= WHAT YOU ARE ASKED TO DO =
Lift every line from the entries that includes the word "right".

** Begin RECORDS FOR PROCESSING **

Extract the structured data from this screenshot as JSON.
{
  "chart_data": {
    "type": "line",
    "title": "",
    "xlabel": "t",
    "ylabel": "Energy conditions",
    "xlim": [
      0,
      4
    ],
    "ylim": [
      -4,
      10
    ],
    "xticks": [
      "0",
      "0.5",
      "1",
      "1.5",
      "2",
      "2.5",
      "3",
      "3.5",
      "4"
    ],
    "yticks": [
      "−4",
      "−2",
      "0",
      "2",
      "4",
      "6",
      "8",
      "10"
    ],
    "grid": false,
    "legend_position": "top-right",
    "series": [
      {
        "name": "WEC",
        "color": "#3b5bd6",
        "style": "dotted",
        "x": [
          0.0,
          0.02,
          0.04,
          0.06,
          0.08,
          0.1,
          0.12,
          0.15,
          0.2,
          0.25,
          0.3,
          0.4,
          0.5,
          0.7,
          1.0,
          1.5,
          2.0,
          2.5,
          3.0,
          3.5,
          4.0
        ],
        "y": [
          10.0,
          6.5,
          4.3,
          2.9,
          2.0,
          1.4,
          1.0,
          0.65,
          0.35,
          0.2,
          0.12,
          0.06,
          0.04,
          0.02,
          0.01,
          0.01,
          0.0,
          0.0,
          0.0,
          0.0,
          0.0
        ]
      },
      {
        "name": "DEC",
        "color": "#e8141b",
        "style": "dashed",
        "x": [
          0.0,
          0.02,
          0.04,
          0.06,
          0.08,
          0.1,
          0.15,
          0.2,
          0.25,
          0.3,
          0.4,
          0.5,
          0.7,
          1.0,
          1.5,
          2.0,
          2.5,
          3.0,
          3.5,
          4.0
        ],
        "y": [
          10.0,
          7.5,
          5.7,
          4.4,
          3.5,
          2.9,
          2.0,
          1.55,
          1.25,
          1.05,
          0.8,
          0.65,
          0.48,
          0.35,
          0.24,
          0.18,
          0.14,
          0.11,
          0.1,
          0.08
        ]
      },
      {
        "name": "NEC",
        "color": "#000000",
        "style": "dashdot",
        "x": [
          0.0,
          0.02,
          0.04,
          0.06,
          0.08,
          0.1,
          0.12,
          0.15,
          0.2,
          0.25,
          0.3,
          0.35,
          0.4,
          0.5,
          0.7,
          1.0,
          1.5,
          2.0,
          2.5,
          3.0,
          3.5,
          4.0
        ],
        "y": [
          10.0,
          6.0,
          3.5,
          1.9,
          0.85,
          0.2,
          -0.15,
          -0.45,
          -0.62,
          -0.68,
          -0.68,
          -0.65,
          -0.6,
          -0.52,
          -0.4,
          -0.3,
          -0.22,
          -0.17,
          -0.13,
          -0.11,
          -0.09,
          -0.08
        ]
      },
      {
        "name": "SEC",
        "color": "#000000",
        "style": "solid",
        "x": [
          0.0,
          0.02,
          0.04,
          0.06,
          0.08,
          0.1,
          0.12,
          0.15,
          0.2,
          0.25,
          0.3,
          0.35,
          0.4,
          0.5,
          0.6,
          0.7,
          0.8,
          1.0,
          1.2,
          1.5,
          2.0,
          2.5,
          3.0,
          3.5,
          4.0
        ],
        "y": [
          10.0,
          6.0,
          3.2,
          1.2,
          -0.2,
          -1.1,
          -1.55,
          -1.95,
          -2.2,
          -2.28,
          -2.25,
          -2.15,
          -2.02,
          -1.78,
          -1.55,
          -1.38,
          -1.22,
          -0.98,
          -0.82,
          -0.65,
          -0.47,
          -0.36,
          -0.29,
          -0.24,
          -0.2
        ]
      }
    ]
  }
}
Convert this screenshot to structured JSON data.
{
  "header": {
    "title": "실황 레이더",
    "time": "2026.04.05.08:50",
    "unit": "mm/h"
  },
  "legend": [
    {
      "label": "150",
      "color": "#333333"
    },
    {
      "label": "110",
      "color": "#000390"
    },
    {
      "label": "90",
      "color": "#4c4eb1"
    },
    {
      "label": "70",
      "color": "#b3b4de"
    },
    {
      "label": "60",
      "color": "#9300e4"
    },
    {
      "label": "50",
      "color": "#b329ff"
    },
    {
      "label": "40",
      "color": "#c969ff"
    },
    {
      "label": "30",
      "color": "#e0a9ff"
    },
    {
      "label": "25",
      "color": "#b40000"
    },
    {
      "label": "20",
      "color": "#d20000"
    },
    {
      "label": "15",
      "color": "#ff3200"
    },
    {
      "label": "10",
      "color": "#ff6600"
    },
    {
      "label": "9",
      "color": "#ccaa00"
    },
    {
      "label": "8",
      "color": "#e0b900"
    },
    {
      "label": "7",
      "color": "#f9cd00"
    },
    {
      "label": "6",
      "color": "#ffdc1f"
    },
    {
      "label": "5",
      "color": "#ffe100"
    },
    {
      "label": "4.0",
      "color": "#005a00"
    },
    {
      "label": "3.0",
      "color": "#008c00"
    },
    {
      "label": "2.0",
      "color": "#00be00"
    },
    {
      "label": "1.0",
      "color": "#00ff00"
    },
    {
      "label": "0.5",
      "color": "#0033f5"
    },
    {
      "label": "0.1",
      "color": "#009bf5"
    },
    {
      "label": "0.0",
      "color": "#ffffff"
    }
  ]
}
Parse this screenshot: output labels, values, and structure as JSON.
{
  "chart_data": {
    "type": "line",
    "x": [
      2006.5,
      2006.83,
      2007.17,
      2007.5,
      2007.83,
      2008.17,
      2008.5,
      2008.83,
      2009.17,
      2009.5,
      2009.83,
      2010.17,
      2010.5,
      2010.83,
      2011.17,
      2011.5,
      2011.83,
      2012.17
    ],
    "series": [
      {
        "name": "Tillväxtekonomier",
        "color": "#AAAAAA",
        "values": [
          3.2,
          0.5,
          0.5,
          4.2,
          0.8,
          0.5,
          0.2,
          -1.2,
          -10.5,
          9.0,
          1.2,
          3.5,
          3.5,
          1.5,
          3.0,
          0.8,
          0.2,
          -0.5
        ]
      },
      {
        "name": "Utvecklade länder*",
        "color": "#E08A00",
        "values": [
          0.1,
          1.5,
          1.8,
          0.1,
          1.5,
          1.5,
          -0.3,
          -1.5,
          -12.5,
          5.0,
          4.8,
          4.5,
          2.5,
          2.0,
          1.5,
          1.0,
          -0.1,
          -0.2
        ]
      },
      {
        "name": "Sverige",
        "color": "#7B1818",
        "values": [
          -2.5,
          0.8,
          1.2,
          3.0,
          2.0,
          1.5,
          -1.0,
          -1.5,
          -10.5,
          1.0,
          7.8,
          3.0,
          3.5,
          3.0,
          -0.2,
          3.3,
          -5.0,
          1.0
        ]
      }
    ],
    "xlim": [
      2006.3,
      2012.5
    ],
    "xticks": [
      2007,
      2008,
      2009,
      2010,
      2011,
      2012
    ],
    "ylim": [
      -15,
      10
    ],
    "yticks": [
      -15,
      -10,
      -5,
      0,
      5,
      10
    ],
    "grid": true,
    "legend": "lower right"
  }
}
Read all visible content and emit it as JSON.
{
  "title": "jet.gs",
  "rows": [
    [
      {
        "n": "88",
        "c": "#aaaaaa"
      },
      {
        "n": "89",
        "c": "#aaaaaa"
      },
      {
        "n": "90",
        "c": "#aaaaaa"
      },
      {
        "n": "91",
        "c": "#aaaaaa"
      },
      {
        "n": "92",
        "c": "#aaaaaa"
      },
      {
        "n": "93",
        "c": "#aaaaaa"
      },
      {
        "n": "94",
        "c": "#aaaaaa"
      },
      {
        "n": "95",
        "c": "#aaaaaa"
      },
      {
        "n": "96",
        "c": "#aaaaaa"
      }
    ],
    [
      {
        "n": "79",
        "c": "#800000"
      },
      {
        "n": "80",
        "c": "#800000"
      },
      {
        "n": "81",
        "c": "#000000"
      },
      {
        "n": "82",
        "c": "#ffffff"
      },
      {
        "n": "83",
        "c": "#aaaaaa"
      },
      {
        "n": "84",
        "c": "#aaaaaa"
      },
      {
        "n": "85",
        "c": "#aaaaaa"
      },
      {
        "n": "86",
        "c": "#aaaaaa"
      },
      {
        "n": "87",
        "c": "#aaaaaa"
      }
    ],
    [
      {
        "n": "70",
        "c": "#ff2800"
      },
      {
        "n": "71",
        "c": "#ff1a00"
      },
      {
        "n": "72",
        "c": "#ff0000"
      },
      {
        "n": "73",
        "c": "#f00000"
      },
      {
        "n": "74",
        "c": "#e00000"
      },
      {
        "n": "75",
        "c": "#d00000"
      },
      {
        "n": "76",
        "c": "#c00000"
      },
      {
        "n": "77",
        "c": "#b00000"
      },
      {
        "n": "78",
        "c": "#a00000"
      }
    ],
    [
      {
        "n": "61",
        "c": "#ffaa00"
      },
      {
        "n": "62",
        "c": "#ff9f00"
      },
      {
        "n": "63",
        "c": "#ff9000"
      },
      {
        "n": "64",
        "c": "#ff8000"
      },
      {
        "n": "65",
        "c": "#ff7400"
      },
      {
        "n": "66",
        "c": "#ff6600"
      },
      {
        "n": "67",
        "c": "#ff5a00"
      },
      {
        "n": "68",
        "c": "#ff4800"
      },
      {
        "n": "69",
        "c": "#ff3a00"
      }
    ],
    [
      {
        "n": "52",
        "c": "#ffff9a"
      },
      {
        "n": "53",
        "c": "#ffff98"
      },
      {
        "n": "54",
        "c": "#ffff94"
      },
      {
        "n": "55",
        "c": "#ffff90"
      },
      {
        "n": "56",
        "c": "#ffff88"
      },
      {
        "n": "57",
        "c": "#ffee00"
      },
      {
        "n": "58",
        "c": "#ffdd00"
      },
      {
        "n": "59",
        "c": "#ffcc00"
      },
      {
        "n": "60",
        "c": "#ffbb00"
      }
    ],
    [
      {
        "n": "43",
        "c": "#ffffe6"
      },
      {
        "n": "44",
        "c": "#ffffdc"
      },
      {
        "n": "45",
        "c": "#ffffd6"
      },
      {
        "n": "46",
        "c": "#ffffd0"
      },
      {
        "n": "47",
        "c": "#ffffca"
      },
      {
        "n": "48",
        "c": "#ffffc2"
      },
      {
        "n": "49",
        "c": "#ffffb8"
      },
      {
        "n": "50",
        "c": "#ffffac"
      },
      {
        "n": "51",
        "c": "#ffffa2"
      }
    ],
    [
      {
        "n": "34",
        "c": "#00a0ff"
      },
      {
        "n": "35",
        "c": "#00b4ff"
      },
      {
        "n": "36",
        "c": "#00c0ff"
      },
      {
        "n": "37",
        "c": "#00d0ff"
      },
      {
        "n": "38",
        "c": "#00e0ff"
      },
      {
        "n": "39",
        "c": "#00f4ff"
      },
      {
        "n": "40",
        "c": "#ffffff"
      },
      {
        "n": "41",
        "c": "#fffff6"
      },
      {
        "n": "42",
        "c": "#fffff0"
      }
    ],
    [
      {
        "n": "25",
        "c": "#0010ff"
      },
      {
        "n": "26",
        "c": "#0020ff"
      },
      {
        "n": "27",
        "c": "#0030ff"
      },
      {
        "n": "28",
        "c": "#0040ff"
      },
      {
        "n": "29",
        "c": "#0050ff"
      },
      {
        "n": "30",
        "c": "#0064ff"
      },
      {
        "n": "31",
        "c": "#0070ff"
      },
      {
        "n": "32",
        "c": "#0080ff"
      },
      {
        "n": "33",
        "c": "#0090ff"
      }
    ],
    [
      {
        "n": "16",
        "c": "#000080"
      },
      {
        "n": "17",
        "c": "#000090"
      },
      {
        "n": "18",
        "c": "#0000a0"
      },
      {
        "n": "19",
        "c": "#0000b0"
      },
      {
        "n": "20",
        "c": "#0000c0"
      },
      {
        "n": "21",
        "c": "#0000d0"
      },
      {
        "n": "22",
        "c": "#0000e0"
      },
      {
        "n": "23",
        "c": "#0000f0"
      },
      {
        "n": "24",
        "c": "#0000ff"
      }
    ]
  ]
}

** End RECORDS FOR PROCESSING **

= WRITTEN SOLUTION =
    "legend_position": "top-right",
    "legend": "lower right"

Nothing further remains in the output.